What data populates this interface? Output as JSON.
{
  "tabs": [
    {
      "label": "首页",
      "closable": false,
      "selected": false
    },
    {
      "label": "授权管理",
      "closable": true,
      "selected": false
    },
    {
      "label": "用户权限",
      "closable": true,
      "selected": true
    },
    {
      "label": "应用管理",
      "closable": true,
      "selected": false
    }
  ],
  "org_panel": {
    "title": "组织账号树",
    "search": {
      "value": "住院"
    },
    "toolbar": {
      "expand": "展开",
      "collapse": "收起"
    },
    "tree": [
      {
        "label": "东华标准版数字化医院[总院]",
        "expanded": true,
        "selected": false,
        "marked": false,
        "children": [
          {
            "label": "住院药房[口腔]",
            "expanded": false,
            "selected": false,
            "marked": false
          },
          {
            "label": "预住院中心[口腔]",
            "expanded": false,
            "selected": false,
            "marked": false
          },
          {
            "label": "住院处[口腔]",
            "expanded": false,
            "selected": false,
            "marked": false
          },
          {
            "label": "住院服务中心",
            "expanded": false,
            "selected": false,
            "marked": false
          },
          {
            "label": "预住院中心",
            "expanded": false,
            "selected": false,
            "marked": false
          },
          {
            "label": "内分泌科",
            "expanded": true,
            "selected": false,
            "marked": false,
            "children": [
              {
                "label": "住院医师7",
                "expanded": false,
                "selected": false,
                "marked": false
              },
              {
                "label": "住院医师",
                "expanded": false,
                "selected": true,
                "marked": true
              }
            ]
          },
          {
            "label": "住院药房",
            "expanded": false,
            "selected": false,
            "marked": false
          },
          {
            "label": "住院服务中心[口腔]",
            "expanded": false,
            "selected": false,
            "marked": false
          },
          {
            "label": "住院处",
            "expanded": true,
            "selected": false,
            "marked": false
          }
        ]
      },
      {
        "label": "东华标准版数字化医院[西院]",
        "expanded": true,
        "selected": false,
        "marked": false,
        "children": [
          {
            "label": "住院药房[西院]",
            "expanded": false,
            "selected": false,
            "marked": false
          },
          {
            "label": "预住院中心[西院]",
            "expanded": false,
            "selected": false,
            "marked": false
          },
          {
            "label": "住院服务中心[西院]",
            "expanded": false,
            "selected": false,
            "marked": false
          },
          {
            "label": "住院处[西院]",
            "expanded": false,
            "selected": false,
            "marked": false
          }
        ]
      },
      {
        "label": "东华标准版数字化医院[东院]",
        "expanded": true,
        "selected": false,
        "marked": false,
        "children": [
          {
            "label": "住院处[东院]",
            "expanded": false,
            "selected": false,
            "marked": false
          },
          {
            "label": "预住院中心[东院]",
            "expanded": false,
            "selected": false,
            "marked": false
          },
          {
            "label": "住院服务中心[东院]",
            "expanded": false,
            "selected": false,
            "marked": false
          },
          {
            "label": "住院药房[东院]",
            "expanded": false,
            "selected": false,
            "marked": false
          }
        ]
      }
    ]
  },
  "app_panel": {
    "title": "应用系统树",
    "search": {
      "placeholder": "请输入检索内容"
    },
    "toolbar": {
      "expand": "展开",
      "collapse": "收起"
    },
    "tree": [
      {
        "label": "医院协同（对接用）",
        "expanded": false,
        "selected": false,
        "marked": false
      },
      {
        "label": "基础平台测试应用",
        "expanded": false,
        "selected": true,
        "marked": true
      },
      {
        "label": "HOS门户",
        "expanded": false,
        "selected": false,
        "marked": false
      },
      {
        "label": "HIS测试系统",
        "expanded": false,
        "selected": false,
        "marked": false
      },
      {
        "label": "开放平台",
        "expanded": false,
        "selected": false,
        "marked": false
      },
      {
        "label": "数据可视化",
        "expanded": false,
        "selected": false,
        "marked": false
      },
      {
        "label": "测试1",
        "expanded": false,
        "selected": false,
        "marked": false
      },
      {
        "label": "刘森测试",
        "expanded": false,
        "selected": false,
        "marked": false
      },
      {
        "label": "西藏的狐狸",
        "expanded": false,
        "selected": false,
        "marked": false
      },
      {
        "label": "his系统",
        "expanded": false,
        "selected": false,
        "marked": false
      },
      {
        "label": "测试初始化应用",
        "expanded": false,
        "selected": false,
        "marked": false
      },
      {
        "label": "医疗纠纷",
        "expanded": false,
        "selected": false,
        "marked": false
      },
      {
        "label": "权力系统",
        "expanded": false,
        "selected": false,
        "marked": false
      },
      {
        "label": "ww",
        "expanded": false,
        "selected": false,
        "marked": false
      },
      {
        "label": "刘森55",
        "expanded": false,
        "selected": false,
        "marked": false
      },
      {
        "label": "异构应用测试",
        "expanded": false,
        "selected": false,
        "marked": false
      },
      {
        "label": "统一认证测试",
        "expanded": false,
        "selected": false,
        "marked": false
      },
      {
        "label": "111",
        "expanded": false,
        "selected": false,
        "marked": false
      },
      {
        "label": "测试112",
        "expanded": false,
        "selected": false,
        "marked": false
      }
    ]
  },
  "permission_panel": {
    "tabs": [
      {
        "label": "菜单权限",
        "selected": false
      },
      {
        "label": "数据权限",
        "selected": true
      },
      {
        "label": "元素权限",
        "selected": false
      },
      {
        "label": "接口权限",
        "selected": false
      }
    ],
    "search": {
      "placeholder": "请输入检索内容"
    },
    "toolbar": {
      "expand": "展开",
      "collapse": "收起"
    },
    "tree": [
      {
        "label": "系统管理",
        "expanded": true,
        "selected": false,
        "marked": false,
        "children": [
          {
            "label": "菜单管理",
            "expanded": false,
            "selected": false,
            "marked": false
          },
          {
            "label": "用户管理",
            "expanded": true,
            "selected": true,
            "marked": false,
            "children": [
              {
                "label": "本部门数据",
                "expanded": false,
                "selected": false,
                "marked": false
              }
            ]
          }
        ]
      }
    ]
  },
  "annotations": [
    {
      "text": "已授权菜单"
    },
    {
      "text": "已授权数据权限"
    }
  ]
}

____________________

Copy out each line of the entries that holds "预住院中心".

            "label": "预住院中心[口腔]",
            "label": "预住院中心",
            "label": "预住院中心[西院]",
            "label": "预住院中心[东院]",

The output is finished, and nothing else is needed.